==== Records provided ====

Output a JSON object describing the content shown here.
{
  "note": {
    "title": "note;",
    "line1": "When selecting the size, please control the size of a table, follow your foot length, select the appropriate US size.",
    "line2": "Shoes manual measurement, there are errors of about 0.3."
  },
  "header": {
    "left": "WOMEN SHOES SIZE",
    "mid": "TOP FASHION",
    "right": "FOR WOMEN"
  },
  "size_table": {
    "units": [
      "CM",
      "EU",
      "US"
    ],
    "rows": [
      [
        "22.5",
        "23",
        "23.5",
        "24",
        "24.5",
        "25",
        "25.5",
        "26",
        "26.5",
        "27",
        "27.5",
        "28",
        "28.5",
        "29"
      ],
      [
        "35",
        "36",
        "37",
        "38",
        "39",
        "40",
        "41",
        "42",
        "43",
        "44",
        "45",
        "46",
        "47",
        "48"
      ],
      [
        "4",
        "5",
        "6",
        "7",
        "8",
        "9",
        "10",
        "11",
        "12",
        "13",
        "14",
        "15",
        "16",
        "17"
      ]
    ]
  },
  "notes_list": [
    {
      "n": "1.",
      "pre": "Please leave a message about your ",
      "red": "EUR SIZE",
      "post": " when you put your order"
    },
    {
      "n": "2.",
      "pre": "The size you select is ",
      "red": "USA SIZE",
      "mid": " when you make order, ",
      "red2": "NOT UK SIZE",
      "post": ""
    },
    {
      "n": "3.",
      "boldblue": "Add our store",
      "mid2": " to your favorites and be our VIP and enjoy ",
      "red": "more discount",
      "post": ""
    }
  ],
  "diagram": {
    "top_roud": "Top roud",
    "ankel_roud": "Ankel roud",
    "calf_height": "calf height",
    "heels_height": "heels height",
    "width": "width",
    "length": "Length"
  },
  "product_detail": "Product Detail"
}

====

Write out every entry word for word.

Output a JSON object describing the content shown here.
{
  "note": {
    "title": "note;",
    "line1": "When selecting the size, please control the size of a table, follow your foot length, select the appropriate US size.",
    "line2": "Shoes manual measurement, there are errors of about 0.3."
  },
  "header": {
    "left": "WOMEN SHOES SIZE",
    "mid": "TOP FASHION",
    "right": "FOR WOMEN"
  },
  "size_table": {
    "units": [
      "CM",
      "EU",
      "US"
    ],
    "rows": [
      [
        "22.5",
        "23",
        "23.5",
        "24",
        "24.5",
        "25",
        "25.5",
        "26",
        "26.5",
        "27",
        "27.5",
        "28",
        "28.5",
        "29"
      ],
      [
        "35",
        "36",
        "37",
        "38",
        "39",
        "40",
        "41",
        "42",
        "43",
        "44",
        "45",
        "46",
        "47",
        "48"
      ],
      [
        "4",
        "5",
        "6",
        "7",
        "8",
        "9",
        "10",
        "11",
        "12",
        "13",
        "14",
        "15",
        "16",
        "17"
      ]
    ]
  },
  "notes_list": [
    {
      "n": "1.",
      "pre": "Please leave a message about your ",
      "red": "EUR SIZE",
      "post": " when you put your order"
    },
    {
      "n": "2.",
      "pre": "The size you select is ",
      "red": "USA SIZE",
      "mid": " when you make order, ",
      "red2": "NOT UK SIZE",
      "post": ""
    },
    {
      "n": "3.",
      "boldblue": "Add our store",
      "mid2": " to your favorites and be our VIP and enjoy ",
      "red": "more discount",
      "post": ""
    }
  ],
  "diagram": {
    "top_roud": "Top roud",
    "ankel_roud": "Ankel roud",
    "calf_height": "calf height",
    "heels_height": "heels height",
    "width": "width",
    "length": "Length"
  },
  "product_detail": "Product Detail"
}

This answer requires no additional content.